━━ TEXT PROVIDED ━━

14 Unique Wedding Favors Ideas that Guests actually Want to Keep

Here’s the thing nobody says out loud- most wedding favors get left on the table. Guests pocket the ones they actually want and quietly abandon the rest. I learned this firsthand at our wedding when I watched a third of our carefully assembled favor bags sit there untouched at the end of the night. So let’s skip the filler and talk about what actually works, what it costs, and when DIY is genuinely worth your time versus when it will absolutely wreck you the week before your wedding.


Edible Wedding Favors (The Safest Bet)

Food goes home. Every single time. This is not a trend, it’s just human nature. If your favor is something guests can eat on the drive home or pop into their bag without thinking, it will disappear from that table within the first hour.

1. Mini Honey Jars With Custom Labels

a group of jars on a table

Cost: roughly $1.50 to $2.50 per jar when you buy in bulk through a supplier like Fillmore Container or via a local beekeeper. This is one of the few favors that looks expensive and isn’t. Buy plain 2 oz hex jars, source local wildflower honey, and print your own labels on kraft paper sticker stock from Amazon. The whole setup costs about $80 for 50 guests. Worth every cent. Guests genuinely use honey. It doesn’t feel like a trinket because it isn’t one.

━━━
━━ DATA ROWS ━━

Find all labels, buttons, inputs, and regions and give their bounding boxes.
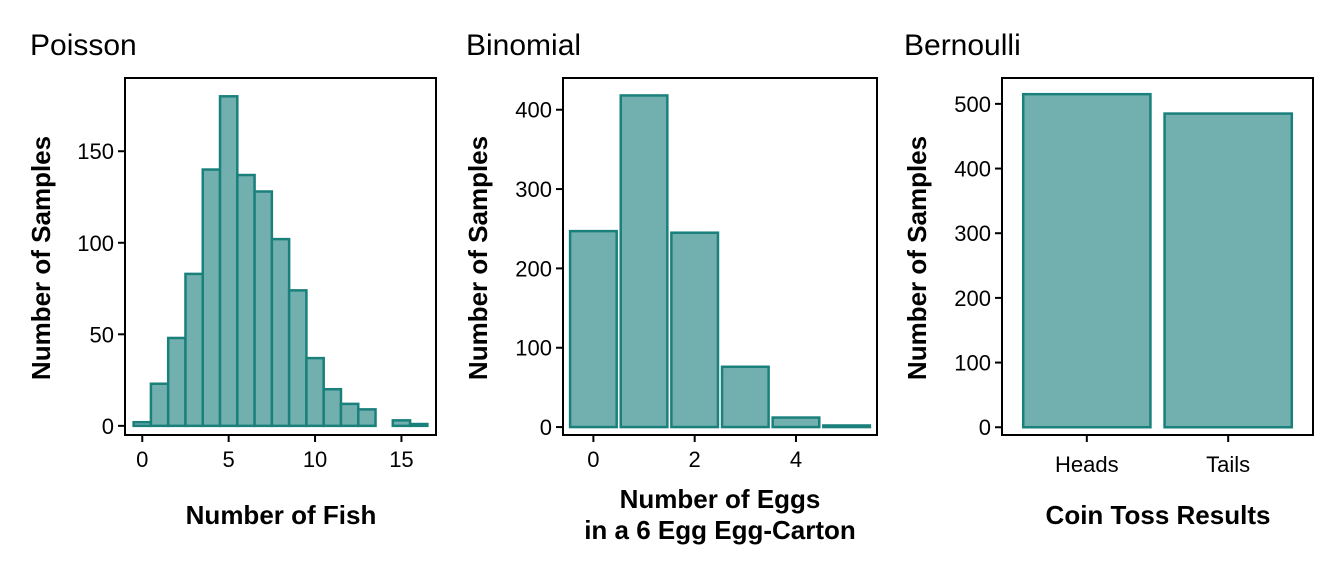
poisson-y-tick-label: 100 [77,231,114,256]
binomial-title: Binomial [466,29,581,62]
poisson-x-axis-label: Number of Fish [186,500,377,530]
poisson-bar [166,336,187,428]
panel-bernoulli: Bernoulli Heads Tails 0 100 200 300 400 500 Co… [902,29,1314,530]
binomial-x-tick-label: 4 [790,447,802,472]
bernoulli-x-tick-label: Tails [1206,452,1250,477]
binomial-bar [568,229,618,429]
binomial-x-tick-label: 0 [587,447,599,472]
poisson-bar [218,95,239,428]
bernoulli-bar [1021,92,1152,429]
bernoulli-plot-frame [1001,77,1314,436]
binomial-y-tick-label: 200 [515,256,552,281]
bernoulli-bar [1163,112,1294,429]
poisson-bar [305,356,325,428]
poisson-y-ticks: 0 50 100 150 [77,139,125,439]
binomial-y-tick-label: 300 [515,177,552,202]
poisson-bar [287,289,308,428]
poisson-x-tick-label: 15 [389,447,413,472]
poisson-bar [357,408,377,428]
bernoulli-y-tick-label: 500 [954,92,991,117]
binomial-x-axis-label: Number of Eggs in a 6 Egg Egg-Carton [584,484,856,545]
binomial-y-ticks: 0 100 200 300 400 [515,98,563,440]
panel-binomial: Binomial 0 2 4 0 100 200 300 400 Number of Egg… [463,29,878,545]
poisson-y-tick-label: 0 [102,414,114,439]
binomial-plot-frame [562,77,878,436]
poisson-bar [201,168,222,428]
poisson-y-tick-label: 150 [77,139,114,164]
poisson-bar [270,237,291,428]
bernoulli-y-ticks: 0 100 200 300 400 500 [954,92,1002,440]
binomial-bars [568,94,872,429]
binomial-y-tick-label: 0 [540,415,552,440]
binomial-x-axis-label-line: Number of Eggs [620,484,821,514]
poisson-bar [236,173,256,428]
poisson-bar [322,387,343,428]
binomial-bar [670,231,720,429]
binomial-x-tick-label: 2 [689,447,701,472]
poisson-bar [408,422,429,428]
bernoulli-x-tick-label: Heads [1055,452,1119,477]
poisson-bar [149,382,170,428]
poisson-y-tick-label: 50 [90,322,114,347]
bernoulli-title: Bernoulli [904,29,1021,62]
bernoulli-x-ticks: Heads Tails [1055,435,1250,477]
bernoulli-y-axis-label: Number of Samples [902,136,932,380]
poisson-plot-frame [124,77,437,436]
poisson-bar [132,420,153,428]
binomial-y-tick-label: 100 [515,336,552,361]
poisson-bar [184,272,205,428]
binomial-bar [771,416,821,429]
binomial-x-axis-label-line: in a 6 Egg Egg-Carton [584,515,856,545]
poisson-x-tick-label: 0 [136,447,148,472]
binomial-x-ticks: 0 2 4 [587,435,802,472]
poisson-x-ticks: 0 5 10 15 [136,435,414,472]
bernoulli-x-axis-label: Coin Toss Results [1046,500,1271,530]
poisson-title: Poisson [30,29,137,62]
poisson-x-tick-label: 10 [303,447,327,472]
poisson-y-axis-label: Number of Samples [26,136,56,380]
poisson-bars [132,95,429,428]
poisson-bar [253,190,274,428]
bernoulli-y-tick-label: 300 [954,221,991,246]
binomial-bar [720,365,770,429]
poisson-bar [339,402,360,428]
poisson-bar [391,419,412,428]
binomial-y-tick-label: 400 [515,98,552,123]
poisson-x-tick-label: 5 [223,447,235,472]
bernoulli-bars [1021,92,1294,429]
bernoulli-y-tick-label: 200 [954,286,991,311]
binomial-bar [822,424,872,429]
bernoulli-y-tick-label: 0 [979,415,991,440]
bernoulli-y-tick-label: 100 [954,351,991,376]
binomial-bar [619,94,669,429]
bernoulli-y-tick-label: 400 [954,157,991,182]
binomial-y-axis-label: Number of Samples [463,136,493,380]
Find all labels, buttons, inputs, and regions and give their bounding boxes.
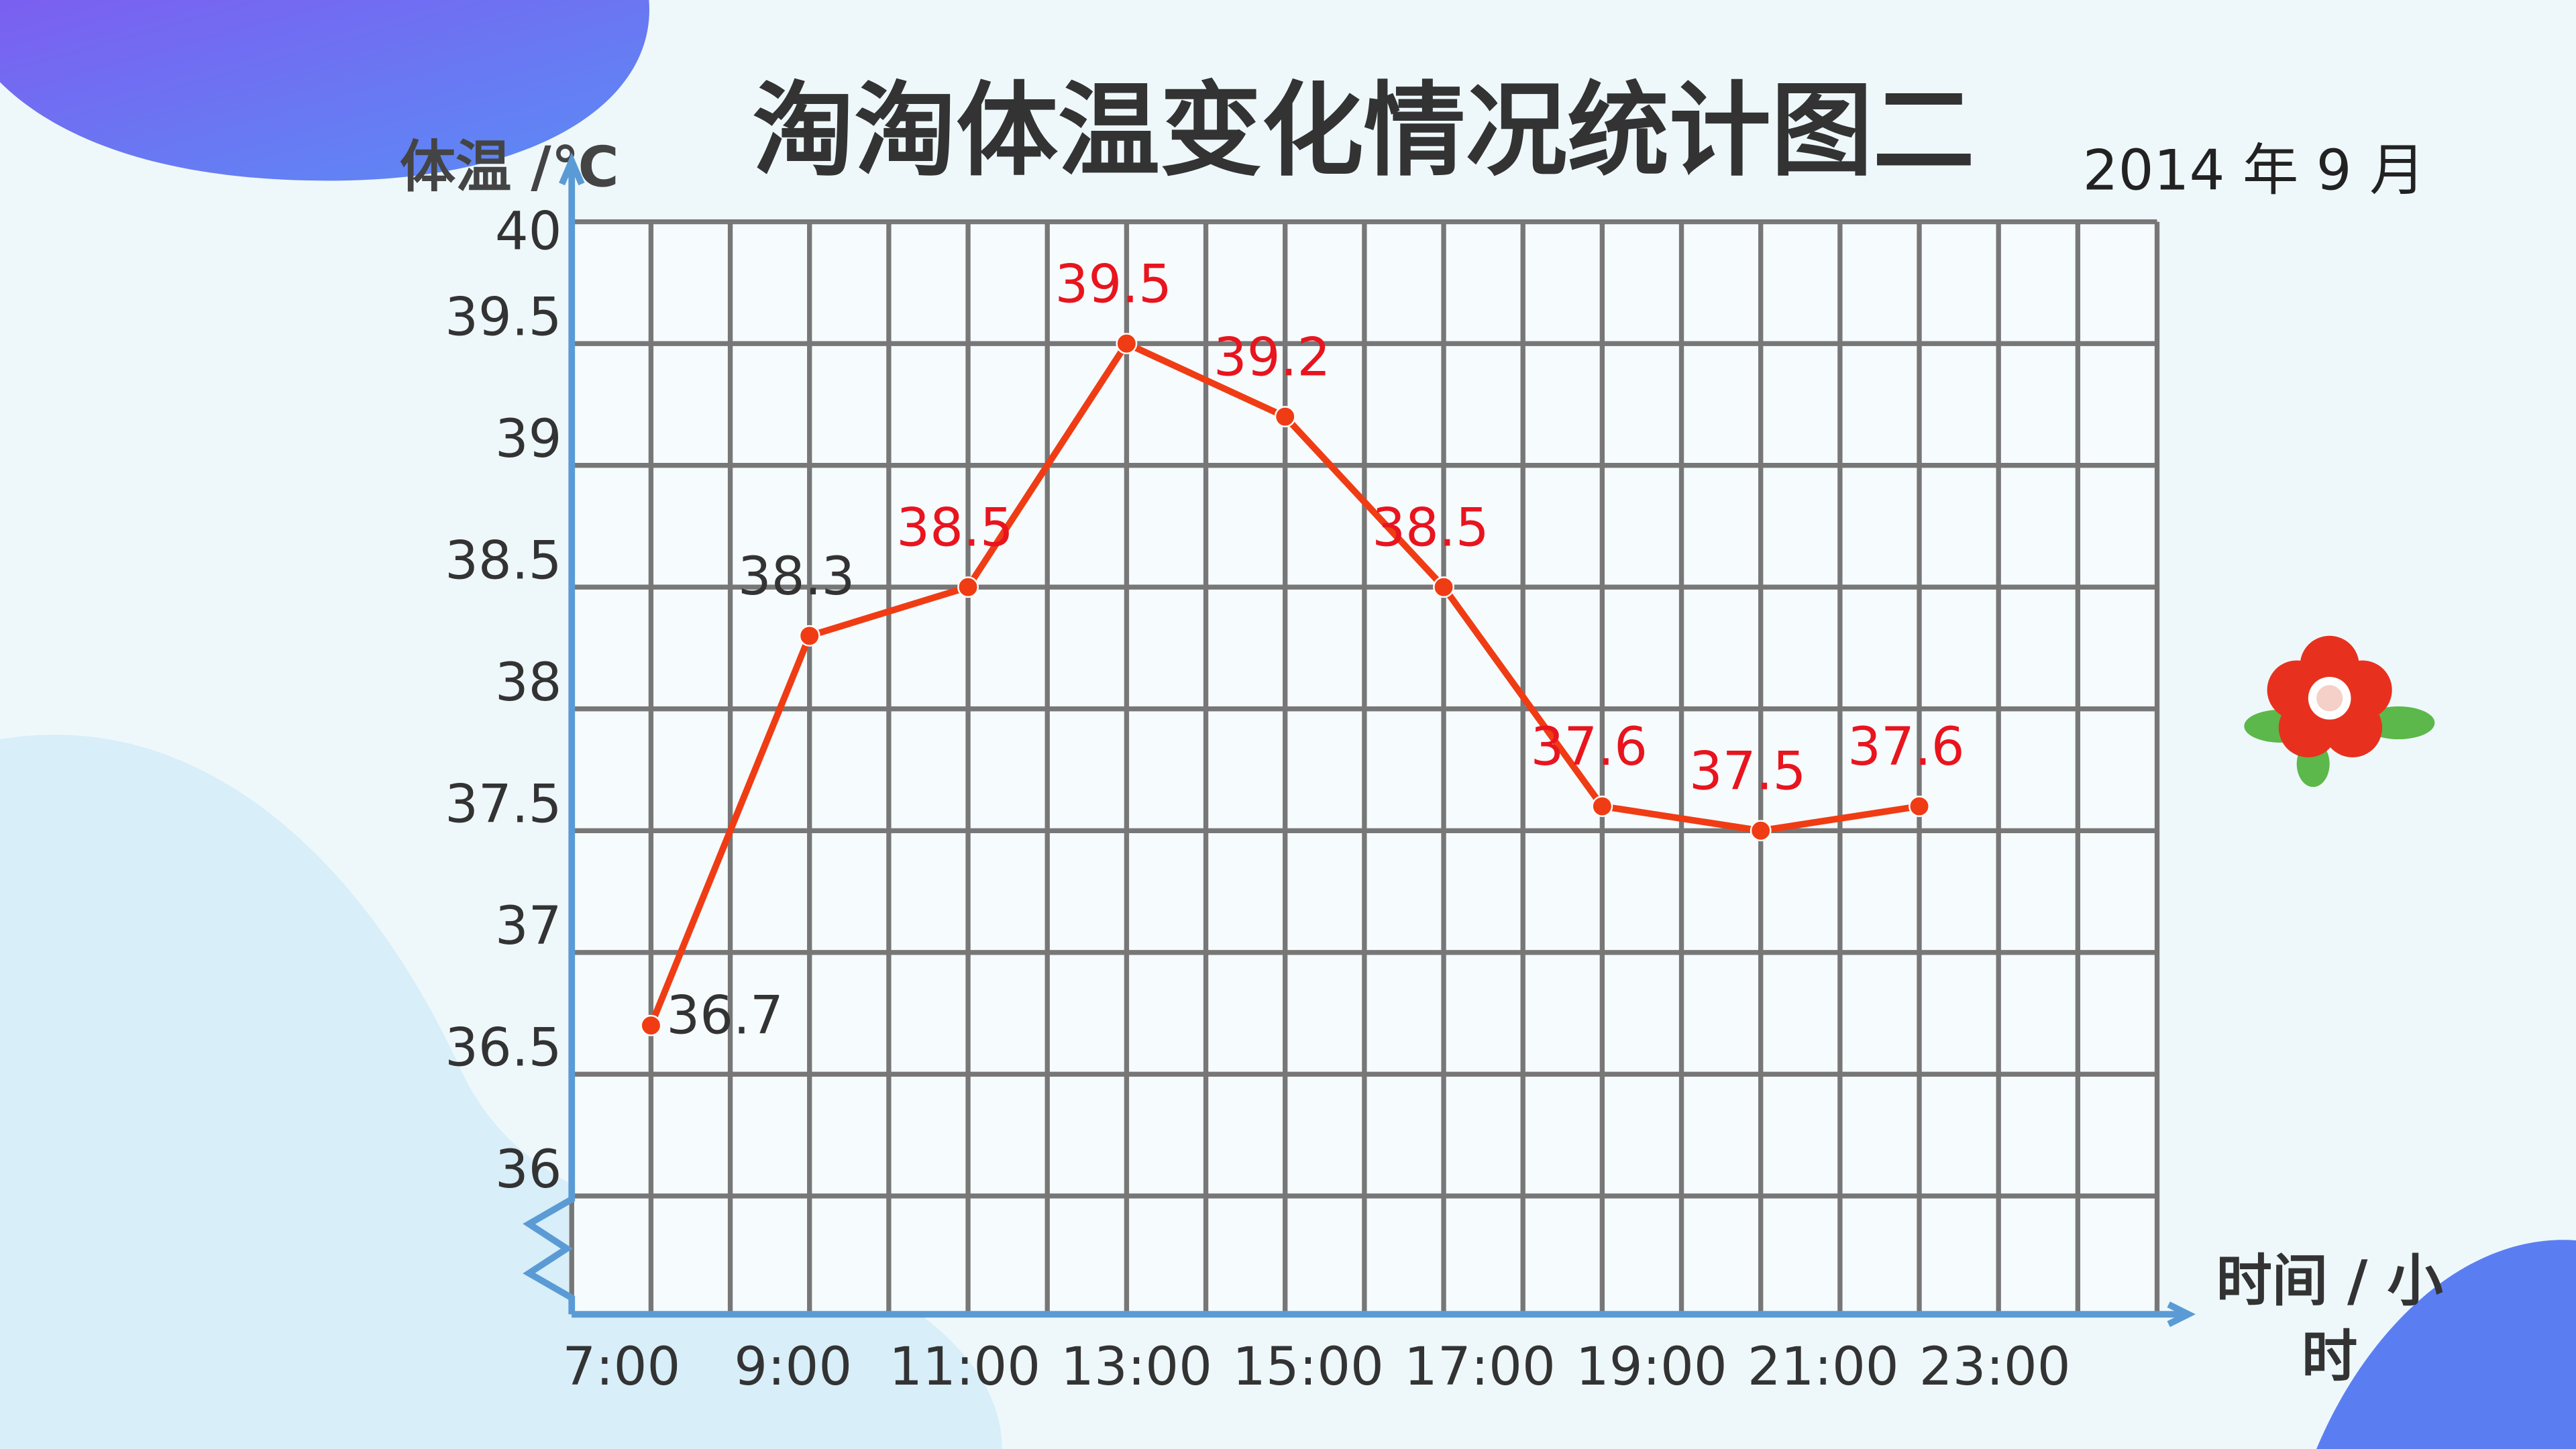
data-point <box>1591 796 1613 817</box>
data-point <box>1433 576 1454 598</box>
x-tick-label: 21:00 <box>1748 1336 1899 1397</box>
data-point <box>1116 333 1138 355</box>
x-tick-label: 19:00 <box>1576 1336 1727 1397</box>
chart-title: 淘淘体温变化情况统计图二 <box>753 71 1975 190</box>
y-tick-label: 36.5 <box>445 1018 561 1079</box>
y-axis-label: 体温 /℃ <box>400 135 619 200</box>
y-tick-label: 38 <box>495 652 562 713</box>
flower <box>2244 635 2435 788</box>
x-tick-label: 23:00 <box>1919 1336 2071 1397</box>
data-label: 37.5 <box>1689 741 1806 802</box>
data-point <box>957 576 979 598</box>
data-label: 38.5 <box>1372 497 1489 558</box>
decor-blob <box>0 0 649 181</box>
y-tick-label: 36 <box>495 1139 562 1200</box>
x-axis-label: 时间 / 小时 <box>2216 1248 2443 1389</box>
data-label: 39.5 <box>1055 254 1172 315</box>
data-label: 37.6 <box>1531 716 1648 777</box>
data-label: 37.6 <box>1847 716 1964 777</box>
x-axis <box>572 1301 2196 1328</box>
x-tick-label: 11:00 <box>889 1336 1040 1397</box>
data-point <box>1909 796 1930 817</box>
y-tick-label: 40 <box>495 201 562 262</box>
data-point <box>798 625 820 647</box>
chart-subtitle: 2014 年 9 月 <box>2083 138 2426 203</box>
data-label: 39.2 <box>1214 327 1330 388</box>
decor-blob <box>2316 1240 2576 1449</box>
data-point <box>1274 406 1296 427</box>
data-label: 38.5 <box>896 497 1013 558</box>
y-tick-label: 37 <box>495 896 562 957</box>
x-tick-label: 9:00 <box>734 1336 852 1397</box>
y-tick-label: 37.5 <box>445 773 561 835</box>
x-tick-label: 17:00 <box>1404 1336 1556 1397</box>
y-tick-label: 39 <box>495 409 562 470</box>
x-tick-label: 13:00 <box>1061 1336 1212 1397</box>
x-tick-label: 15:00 <box>1232 1336 1384 1397</box>
x-tick-label: 7:00 <box>562 1336 680 1397</box>
data-point <box>1750 820 1772 842</box>
y-tick-label: 39.5 <box>445 286 561 347</box>
data-point <box>640 1014 662 1036</box>
y-axis <box>523 152 585 1315</box>
y-tick-label: 38.5 <box>445 530 561 591</box>
data-label: 38.3 <box>738 546 855 607</box>
data-label: 36.7 <box>666 985 783 1046</box>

━━━

• **EXERCISES TO COMPLETE**:
- a) Update the wedding favors text from "14 Unique Wedding" down to "(The Safest Bet)", replacing "filler" with "padding".
- b) List every dollar amount that appears in the wedding favors text.
The data above is not required for this work.

• **TASK-BY-TASK SOLUTIONS**:
- a)
14 Unique Wedding Favors Ideas that Guests actually Want to Keep

Here’s the thing nobody says out loud- most wedding favors get left on the table. Guests pocket the ones they actually want and quietly abandon the rest. I learned this firsthand at our wedding when I watched a third of our carefully assembled favor bags sit there untouched at the end of the night. So let’s skip the padding and talk about what actually works, what it costs, and when DIY is genuinely worth your time versus when it will absolutely wreck you the week before your wedding.


Edible Wedding Favors (The Safest Bet)

- b) $1.50, $2.50, $80